Data lines
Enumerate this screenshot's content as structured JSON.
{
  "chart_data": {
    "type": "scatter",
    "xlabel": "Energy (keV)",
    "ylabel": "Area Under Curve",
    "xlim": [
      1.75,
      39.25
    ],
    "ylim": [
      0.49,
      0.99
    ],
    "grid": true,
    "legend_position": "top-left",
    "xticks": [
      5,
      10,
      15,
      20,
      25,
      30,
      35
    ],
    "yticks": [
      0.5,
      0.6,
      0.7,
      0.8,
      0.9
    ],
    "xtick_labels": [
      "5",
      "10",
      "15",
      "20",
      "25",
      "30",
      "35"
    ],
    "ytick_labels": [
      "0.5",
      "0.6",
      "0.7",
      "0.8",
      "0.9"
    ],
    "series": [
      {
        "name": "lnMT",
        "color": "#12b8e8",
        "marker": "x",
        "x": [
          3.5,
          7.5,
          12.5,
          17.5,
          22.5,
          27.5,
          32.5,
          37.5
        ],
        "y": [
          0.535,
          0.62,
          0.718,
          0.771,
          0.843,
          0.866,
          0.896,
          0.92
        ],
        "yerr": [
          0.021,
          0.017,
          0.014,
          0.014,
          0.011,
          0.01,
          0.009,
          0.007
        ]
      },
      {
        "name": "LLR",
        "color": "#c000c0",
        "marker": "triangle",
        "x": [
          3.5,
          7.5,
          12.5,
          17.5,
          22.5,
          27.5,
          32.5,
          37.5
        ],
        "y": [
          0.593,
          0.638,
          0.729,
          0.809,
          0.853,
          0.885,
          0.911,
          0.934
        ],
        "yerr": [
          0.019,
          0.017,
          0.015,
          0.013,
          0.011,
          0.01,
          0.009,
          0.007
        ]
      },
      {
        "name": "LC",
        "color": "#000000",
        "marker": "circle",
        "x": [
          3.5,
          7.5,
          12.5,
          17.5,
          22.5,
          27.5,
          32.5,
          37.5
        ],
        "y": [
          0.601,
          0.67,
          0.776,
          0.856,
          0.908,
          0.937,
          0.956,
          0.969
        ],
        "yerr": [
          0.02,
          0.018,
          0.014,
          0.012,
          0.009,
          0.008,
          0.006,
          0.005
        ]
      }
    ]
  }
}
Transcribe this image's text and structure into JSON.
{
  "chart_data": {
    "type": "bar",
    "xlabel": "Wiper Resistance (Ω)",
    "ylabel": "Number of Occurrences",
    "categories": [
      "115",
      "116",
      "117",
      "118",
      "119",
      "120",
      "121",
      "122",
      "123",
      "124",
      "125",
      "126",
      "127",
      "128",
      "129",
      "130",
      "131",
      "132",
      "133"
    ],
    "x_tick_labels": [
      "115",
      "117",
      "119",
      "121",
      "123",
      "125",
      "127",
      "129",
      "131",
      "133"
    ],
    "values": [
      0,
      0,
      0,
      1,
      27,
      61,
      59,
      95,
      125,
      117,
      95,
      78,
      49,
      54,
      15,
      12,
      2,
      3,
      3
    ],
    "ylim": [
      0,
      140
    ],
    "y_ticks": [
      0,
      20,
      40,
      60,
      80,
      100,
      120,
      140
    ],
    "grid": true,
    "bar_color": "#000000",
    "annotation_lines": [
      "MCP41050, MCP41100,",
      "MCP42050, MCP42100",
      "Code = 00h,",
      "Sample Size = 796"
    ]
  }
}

Exercise brief
Exactly how many lines of the material contain the word "xlabel"? Write the number alone.

Answer to the exercise
2